<<<<

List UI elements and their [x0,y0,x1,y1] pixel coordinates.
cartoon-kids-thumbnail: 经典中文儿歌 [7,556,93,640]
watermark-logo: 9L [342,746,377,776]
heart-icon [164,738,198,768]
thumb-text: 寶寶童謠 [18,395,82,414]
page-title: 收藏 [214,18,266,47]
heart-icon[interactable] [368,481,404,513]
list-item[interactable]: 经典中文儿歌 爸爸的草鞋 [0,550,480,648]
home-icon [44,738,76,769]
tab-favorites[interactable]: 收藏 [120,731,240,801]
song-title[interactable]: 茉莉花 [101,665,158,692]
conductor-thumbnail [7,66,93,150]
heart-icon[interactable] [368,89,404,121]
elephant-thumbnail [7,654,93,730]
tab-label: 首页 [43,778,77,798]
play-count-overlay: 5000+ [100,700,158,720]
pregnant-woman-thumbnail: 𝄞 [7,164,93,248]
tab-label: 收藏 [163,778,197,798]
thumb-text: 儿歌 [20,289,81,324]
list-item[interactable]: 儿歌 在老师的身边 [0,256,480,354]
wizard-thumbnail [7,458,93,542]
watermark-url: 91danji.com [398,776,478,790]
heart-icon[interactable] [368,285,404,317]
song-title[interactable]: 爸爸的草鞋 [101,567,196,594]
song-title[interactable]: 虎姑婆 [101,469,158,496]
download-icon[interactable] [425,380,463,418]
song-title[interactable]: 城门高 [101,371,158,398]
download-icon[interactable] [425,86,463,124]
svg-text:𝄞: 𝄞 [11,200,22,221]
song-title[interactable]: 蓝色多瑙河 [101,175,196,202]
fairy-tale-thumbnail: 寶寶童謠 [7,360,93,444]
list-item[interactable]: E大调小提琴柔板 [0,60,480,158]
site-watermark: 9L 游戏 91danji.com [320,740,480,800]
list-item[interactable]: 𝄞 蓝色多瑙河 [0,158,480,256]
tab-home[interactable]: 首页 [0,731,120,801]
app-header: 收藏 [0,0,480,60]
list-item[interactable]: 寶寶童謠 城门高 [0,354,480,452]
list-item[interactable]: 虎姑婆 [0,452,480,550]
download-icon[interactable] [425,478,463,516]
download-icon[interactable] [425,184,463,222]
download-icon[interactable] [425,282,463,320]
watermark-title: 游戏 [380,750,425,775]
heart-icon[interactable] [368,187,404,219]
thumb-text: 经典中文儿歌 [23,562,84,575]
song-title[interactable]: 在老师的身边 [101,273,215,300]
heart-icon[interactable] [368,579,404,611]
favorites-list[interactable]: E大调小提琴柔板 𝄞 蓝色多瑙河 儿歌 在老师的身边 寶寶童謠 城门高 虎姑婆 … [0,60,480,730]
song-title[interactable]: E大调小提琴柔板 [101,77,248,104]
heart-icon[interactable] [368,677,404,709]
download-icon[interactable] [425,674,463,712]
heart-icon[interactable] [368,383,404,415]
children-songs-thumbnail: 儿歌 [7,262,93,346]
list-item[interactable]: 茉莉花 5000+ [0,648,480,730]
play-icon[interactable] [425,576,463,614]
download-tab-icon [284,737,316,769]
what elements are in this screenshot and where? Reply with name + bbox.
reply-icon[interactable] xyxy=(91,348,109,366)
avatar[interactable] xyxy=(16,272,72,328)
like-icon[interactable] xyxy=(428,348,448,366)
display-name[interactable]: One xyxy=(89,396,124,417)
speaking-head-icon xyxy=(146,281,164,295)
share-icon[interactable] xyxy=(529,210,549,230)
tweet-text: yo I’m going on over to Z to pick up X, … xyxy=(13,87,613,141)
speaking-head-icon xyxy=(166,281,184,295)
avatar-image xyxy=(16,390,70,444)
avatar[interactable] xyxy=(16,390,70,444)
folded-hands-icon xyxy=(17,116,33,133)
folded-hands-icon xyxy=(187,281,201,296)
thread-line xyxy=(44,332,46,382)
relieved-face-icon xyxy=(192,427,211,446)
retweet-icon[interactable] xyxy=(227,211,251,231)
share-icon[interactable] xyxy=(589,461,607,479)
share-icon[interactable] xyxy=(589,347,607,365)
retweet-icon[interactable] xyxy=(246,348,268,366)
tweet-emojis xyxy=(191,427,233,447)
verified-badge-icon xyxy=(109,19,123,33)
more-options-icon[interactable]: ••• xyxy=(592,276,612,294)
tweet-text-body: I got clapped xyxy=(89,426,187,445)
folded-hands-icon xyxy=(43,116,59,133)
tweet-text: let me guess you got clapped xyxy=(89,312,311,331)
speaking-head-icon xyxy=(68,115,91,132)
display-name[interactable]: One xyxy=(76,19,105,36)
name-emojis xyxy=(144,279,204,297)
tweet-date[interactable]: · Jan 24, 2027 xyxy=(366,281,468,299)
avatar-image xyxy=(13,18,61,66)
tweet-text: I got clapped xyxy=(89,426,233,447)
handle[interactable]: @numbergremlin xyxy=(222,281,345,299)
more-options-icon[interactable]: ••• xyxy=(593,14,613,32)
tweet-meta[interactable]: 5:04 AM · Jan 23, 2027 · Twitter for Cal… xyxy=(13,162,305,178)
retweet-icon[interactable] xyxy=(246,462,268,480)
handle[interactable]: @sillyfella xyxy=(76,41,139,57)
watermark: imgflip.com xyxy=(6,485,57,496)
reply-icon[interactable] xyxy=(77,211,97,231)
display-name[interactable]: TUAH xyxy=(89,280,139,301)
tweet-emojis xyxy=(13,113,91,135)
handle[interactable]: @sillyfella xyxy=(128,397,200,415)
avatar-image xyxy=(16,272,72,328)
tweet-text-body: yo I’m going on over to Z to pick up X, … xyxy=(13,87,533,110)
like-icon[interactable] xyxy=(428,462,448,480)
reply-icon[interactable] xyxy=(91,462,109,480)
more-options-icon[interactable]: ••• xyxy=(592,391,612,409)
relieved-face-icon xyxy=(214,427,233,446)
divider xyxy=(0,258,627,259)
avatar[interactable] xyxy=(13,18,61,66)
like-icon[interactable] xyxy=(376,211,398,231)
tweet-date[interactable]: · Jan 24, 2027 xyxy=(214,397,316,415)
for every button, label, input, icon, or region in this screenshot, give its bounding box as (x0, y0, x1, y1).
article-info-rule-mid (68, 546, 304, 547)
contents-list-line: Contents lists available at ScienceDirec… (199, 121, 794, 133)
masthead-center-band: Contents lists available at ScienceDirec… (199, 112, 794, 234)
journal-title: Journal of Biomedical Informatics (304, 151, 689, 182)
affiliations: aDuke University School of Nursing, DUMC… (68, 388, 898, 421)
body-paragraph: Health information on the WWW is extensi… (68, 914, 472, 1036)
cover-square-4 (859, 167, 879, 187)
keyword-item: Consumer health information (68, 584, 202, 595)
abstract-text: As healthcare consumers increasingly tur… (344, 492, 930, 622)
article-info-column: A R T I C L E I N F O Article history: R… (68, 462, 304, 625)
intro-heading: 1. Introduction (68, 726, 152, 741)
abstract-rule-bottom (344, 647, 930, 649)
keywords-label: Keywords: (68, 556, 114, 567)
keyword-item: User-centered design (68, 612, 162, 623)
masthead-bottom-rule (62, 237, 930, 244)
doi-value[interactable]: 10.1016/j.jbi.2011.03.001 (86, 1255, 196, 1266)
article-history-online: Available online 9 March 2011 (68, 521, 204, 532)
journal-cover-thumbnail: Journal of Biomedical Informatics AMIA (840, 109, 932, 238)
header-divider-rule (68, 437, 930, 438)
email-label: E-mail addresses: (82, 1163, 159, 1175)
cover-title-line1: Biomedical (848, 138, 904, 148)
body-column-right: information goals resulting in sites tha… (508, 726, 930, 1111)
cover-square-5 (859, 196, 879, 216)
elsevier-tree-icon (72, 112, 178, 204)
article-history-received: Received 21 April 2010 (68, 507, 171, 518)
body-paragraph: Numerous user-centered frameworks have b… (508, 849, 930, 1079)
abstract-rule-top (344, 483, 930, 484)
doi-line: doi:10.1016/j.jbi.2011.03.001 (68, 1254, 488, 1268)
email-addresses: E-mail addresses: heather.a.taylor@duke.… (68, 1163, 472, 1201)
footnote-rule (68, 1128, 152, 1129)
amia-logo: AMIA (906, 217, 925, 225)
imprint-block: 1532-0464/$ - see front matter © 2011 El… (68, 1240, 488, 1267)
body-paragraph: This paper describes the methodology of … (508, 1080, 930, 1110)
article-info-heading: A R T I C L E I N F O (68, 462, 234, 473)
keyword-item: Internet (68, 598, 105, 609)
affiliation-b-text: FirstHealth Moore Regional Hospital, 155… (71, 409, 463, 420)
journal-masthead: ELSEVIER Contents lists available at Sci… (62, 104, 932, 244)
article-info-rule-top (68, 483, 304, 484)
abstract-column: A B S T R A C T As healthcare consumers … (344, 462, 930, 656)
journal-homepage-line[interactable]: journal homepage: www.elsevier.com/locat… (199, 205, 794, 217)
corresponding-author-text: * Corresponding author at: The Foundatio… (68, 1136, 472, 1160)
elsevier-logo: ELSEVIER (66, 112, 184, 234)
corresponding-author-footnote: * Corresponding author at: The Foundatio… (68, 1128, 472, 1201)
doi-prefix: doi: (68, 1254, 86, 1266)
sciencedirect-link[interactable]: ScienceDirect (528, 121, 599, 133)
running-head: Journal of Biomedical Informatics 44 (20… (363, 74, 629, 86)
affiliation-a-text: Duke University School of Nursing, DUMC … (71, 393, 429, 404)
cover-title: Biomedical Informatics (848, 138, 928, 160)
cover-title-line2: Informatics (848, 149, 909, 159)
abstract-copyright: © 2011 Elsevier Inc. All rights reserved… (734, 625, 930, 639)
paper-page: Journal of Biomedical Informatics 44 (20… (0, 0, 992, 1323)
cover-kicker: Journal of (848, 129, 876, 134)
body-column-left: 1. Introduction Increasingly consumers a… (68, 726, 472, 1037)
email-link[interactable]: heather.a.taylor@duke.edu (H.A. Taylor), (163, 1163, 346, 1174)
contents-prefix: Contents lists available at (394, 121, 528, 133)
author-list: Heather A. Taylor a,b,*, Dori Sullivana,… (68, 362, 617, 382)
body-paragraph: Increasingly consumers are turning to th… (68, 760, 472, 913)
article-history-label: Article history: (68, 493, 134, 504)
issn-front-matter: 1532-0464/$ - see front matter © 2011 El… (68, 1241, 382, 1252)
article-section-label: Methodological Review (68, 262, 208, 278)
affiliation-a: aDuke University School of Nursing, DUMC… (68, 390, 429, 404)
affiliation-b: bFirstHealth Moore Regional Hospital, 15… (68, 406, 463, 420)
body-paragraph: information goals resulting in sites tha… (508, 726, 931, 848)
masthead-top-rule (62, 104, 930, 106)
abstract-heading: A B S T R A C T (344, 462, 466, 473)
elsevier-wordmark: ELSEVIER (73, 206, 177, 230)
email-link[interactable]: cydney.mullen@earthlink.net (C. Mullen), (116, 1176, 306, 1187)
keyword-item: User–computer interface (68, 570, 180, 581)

>>>>

WHAT IS NEEDED:
Can you extract, unchanged, every line from the very start of the records through the line that contains "heart-icon[interactable] [368,481,404,513]", both ends included?

TASK ANSWER:
List UI elements and their [x0,y0,x1,y1] pixel coordinates.
cartoon-kids-thumbnail: 经典中文儿歌 [7,556,93,640]
watermark-logo: 9L [342,746,377,776]
heart-icon [164,738,198,768]
thumb-text: 寶寶童謠 [18,395,82,414]
page-title: 收藏 [214,18,266,47]
heart-icon[interactable] [368,481,404,513]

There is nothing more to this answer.